__WHAT YOU SHOULD DO__.
Reproduce all of the material exactly as shown.

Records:
* START *
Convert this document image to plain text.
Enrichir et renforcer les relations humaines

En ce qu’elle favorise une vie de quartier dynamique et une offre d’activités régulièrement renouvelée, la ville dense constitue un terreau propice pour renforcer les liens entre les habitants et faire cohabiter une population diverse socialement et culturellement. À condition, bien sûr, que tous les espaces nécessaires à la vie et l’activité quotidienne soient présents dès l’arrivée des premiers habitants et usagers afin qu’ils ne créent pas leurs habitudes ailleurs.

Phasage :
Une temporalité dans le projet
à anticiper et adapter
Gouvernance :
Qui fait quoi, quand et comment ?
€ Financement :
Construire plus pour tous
* END *
__RESPONSE TO THE EXERCISE__.
Convert this document image to plain text.
Enrichir et renforcer les relations humaines

En ce qu’elle favorise une vie de quartier dynamique et une offre d’activités régulièrement renouvelée, la ville dense constitue un terreau propice pour renforcer les liens entre les habitants et faire cohabiter une population diverse socialement et culturellement. À condition, bien sûr, que tous les espaces nécessaires à la vie et l’activité quotidienne soient présents dès l’arrivée des premiers habitants et usagers afin qu’ils ne créent pas leurs habitudes ailleurs.

Phasage :
Une temporalité dans le projet
à anticiper et adapter
Gouvernance :
Qui fait quoi, quand et comment ?
€ Financement :
Construire plus pour tous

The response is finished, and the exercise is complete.